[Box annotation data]
————————
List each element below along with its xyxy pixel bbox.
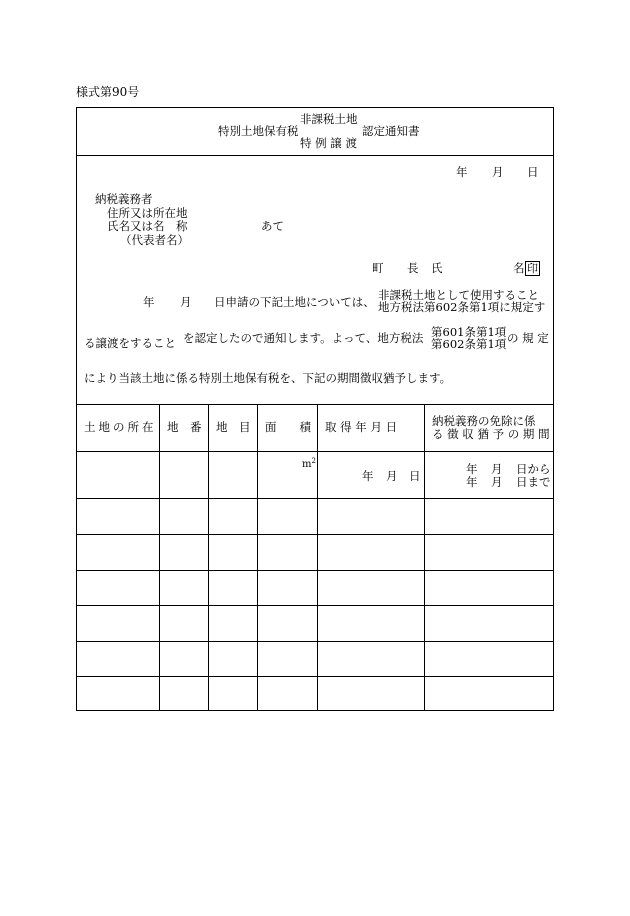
period-to-year: 年 [466,475,478,489]
body-option1-line1: 非課税土地として使用すること [378,288,539,302]
header-period-line1: 納税義務の免除に係 [432,414,536,428]
table-header-rule [76,451,554,452]
table-row-rule [76,498,554,499]
date-day: 日 [527,165,539,179]
table-row-rule [76,605,554,606]
honorific: あて [261,219,284,233]
body-year: 年 [143,295,155,309]
area-unit-sup: 2 [311,457,316,465]
title-line1: 非課税土地 [300,112,358,126]
issuer-head: 長 [407,261,419,275]
title-line2-right: 認定通知書 [362,124,420,138]
date-year: 年 [456,165,468,179]
header-lot: 地 番 [167,420,202,434]
body-month: 月 [180,295,192,309]
body-option1-line2: 地方税法第602条第1項に規定す [378,300,546,314]
table-col-divider [159,404,160,711]
period-to-day: 日まで [516,475,551,489]
body-option2-line2: 第602条第1項 [431,337,507,351]
table-col-divider [208,404,209,711]
body-text-2-left: る譲渡をすること [84,336,176,350]
area-unit-base: m [302,459,312,470]
table-row-rule [76,641,554,642]
period-from-year: 年 [466,462,478,476]
header-category: 地 目 [216,420,251,434]
header-acquired: 取 得 年 月 日 [325,420,398,434]
date-month: 月 [492,165,504,179]
name-label: 氏名又は名 称 [107,219,188,233]
acquired-month: 月 [386,469,398,483]
address-label: 住所又は所在地 [107,206,188,220]
title-divider [76,155,554,156]
issuer-title: 氏 [431,261,443,275]
table-col-divider [257,404,258,711]
taxpayer-label: 納税義務者 [95,192,153,206]
acquired-year: 年 [362,469,374,483]
period-to-month: 月 [491,475,503,489]
body-text-2-right: の 規 定 [507,331,549,345]
issuer-name: 名 [513,261,525,275]
representative-label: （代表者名） [120,233,189,247]
table-row-rule [76,534,554,535]
header-period-line2: る 徴 収 猶 予 の 期 間 [432,427,550,441]
issuer-town: 町 [372,261,384,275]
table-row-rule [76,676,554,677]
title-line3: 特 例 譲 渡 [300,136,357,150]
title-line2-left: 特別土地保有税 [218,124,299,138]
body-text-1: 日申請の下記土地については、 [214,295,375,309]
period-from-day: 日から [516,462,551,476]
table-col-divider [424,404,425,711]
header-location: 土地の所在 [84,420,157,434]
body-text-2-mid: を認定したので通知します。よって、地方税法 [183,331,424,345]
seal-mark: 印 [527,262,538,275]
table-top-rule [76,404,554,405]
area-unit [302,458,316,470]
header-area: 面 積 [265,420,311,434]
table-row-rule [76,570,554,571]
period-from-month: 月 [491,462,503,476]
body-text-3: により当該土地に係る特別土地保有税を、下記の期間徴収猶予します。 [84,371,452,385]
table-col-divider [317,404,318,711]
acquired-day: 日 [409,469,421,483]
form-number: 様式第90号 [76,85,140,99]
body-option2-line1: 第601条第1項 [431,325,507,339]
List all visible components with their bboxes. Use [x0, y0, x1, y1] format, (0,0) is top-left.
————————
Exercise directions
Please copy out the part of the data that opens with the line containing "period-to-year: 年 [466,475,478,489]" and closes with the line containing "body-year: 年 [143,295,155,309]", keeping both of those lines.

Solution to the exercise
period-to-year: 年 [466,475,478,489]
body-option1-line1: 非課税土地として使用すること [378,288,539,302]
header-period-line1: 納税義務の免除に係 [432,414,536,428]
table-header-rule [76,451,554,452]
table-row-rule [76,498,554,499]
date-day: 日 [527,165,539,179]
table-row-rule [76,605,554,606]
honorific: あて [261,219,284,233]
body-year: 年 [143,295,155,309]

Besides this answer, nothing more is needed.